**AIM OF THE EXERCISE**
Write every record out again exactly, and keep images out of it.

**THE RECORDS**
□ □ □ □ □

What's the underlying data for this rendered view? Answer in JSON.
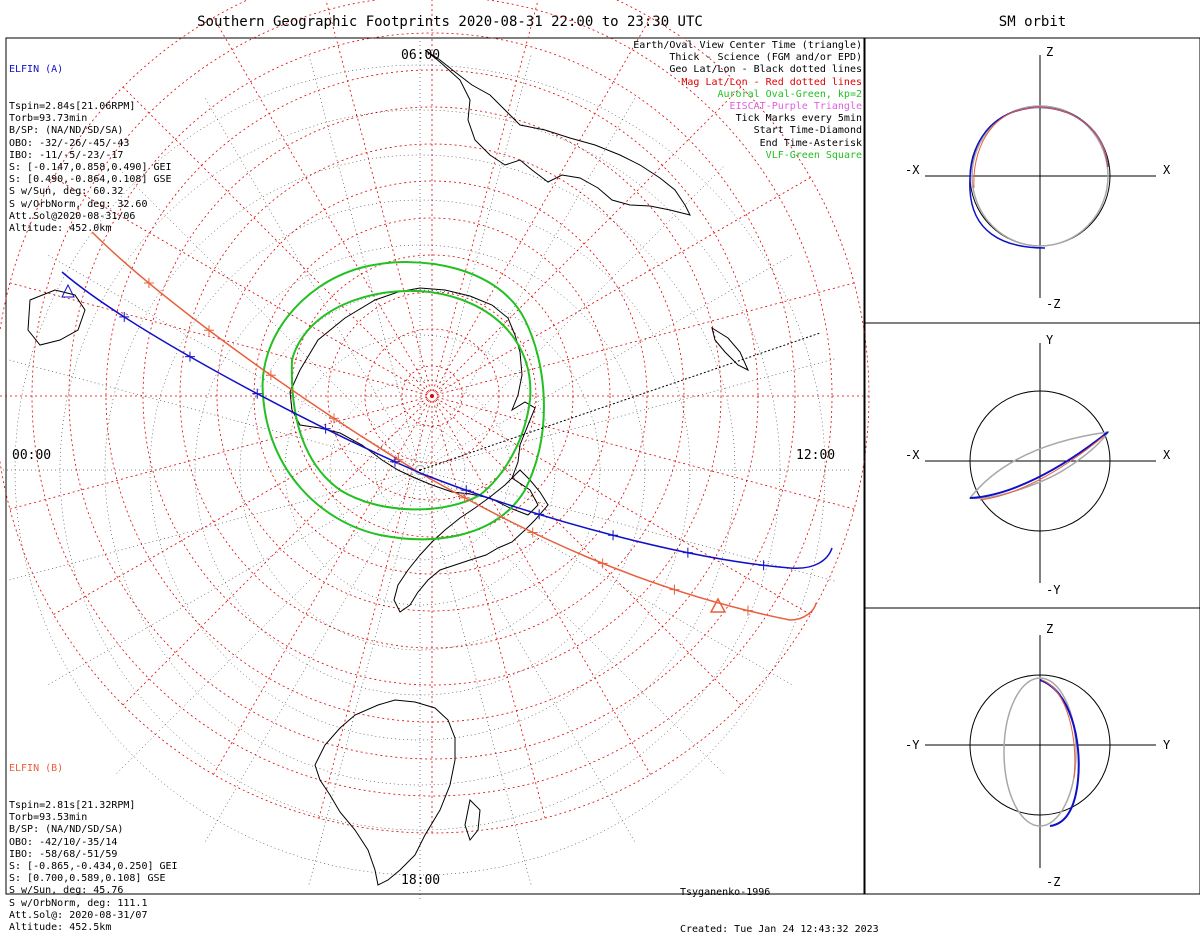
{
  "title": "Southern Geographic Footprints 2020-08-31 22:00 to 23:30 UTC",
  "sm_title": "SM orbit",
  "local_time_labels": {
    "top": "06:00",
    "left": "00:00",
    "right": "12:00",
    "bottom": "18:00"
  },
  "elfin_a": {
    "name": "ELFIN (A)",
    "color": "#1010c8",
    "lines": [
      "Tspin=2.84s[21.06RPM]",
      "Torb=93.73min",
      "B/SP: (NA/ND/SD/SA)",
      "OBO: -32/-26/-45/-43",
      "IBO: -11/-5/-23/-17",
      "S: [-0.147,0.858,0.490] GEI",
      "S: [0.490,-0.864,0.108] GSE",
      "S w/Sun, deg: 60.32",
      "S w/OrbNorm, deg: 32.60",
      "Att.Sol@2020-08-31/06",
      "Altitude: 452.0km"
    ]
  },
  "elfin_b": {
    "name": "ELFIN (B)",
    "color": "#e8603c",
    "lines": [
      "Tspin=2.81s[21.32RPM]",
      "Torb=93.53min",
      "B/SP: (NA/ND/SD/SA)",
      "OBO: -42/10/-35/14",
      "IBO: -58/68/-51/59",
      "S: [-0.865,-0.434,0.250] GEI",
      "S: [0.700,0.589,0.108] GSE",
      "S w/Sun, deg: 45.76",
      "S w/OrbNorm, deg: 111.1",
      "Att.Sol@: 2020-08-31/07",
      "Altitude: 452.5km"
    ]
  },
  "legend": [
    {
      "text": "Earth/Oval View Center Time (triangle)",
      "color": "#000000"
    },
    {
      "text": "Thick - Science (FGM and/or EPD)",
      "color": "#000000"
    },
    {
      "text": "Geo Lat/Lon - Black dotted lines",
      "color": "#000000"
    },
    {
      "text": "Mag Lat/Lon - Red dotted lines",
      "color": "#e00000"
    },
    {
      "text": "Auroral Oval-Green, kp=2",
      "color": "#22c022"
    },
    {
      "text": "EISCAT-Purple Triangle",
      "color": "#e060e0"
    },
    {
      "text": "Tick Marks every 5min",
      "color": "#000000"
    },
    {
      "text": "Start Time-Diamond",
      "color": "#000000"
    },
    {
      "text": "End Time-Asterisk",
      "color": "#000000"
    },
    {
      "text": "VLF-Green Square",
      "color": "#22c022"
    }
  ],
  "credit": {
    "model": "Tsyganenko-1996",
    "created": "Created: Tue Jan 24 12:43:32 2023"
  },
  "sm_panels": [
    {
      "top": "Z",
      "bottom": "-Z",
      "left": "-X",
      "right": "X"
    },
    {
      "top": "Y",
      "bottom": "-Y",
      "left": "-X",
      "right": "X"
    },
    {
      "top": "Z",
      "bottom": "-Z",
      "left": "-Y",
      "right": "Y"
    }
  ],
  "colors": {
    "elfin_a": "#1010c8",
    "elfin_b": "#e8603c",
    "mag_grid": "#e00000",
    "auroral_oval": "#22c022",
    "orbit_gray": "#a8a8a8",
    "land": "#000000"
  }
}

□ □ □ □ □

**CORRECT OUTPUT**
What's the underlying data for this rendered view? Answer in JSON.
{
  "title": "Southern Geographic Footprints 2020-08-31 22:00 to 23:30 UTC",
  "sm_title": "SM orbit",
  "local_time_labels": {
    "top": "06:00",
    "left": "00:00",
    "right": "12:00",
    "bottom": "18:00"
  },
  "elfin_a": {
    "name": "ELFIN (A)",
    "color": "#1010c8",
    "lines": [
      "Tspin=2.84s[21.06RPM]",
      "Torb=93.73min",
      "B/SP: (NA/ND/SD/SA)",
      "OBO: -32/-26/-45/-43",
      "IBO: -11/-5/-23/-17",
      "S: [-0.147,0.858,0.490] GEI",
      "S: [0.490,-0.864,0.108] GSE",
      "S w/Sun, deg: 60.32",
      "S w/OrbNorm, deg: 32.60",
      "Att.Sol@2020-08-31/06",
      "Altitude: 452.0km"
    ]
  },
  "elfin_b": {
    "name": "ELFIN (B)",
    "color": "#e8603c",
    "lines": [
      "Tspin=2.81s[21.32RPM]",
      "Torb=93.53min",
      "B/SP: (NA/ND/SD/SA)",
      "OBO: -42/10/-35/14",
      "IBO: -58/68/-51/59",
      "S: [-0.865,-0.434,0.250] GEI",
      "S: [0.700,0.589,0.108] GSE",
      "S w/Sun, deg: 45.76",
      "S w/OrbNorm, deg: 111.1",
      "Att.Sol@: 2020-08-31/07",
      "Altitude: 452.5km"
    ]
  },
  "legend": [
    {
      "text": "Earth/Oval View Center Time (triangle)",
      "color": "#000000"
    },
    {
      "text": "Thick - Science (FGM and/or EPD)",
      "color": "#000000"
    },
    {
      "text": "Geo Lat/Lon - Black dotted lines",
      "color": "#000000"
    },
    {
      "text": "Mag Lat/Lon - Red dotted lines",
      "color": "#e00000"
    },
    {
      "text": "Auroral Oval-Green, kp=2",
      "color": "#22c022"
    },
    {
      "text": "EISCAT-Purple Triangle",
      "color": "#e060e0"
    },
    {
      "text": "Tick Marks every 5min",
      "color": "#000000"
    },
    {
      "text": "Start Time-Diamond",
      "color": "#000000"
    },
    {
      "text": "End Time-Asterisk",
      "color": "#000000"
    },
    {
      "text": "VLF-Green Square",
      "color": "#22c022"
    }
  ],
  "credit": {
    "model": "Tsyganenko-1996",
    "created": "Created: Tue Jan 24 12:43:32 2023"
  },
  "sm_panels": [
    {
      "top": "Z",
      "bottom": "-Z",
      "left": "-X",
      "right": "X"
    },
    {
      "top": "Y",
      "bottom": "-Y",
      "left": "-X",
      "right": "X"
    },
    {
      "top": "Z",
      "bottom": "-Z",
      "left": "-Y",
      "right": "Y"
    }
  ],
  "colors": {
    "elfin_a": "#1010c8",
    "elfin_b": "#e8603c",
    "mag_grid": "#e00000",
    "auroral_oval": "#22c022",
    "orbit_gray": "#a8a8a8",
    "land": "#000000"
  }
}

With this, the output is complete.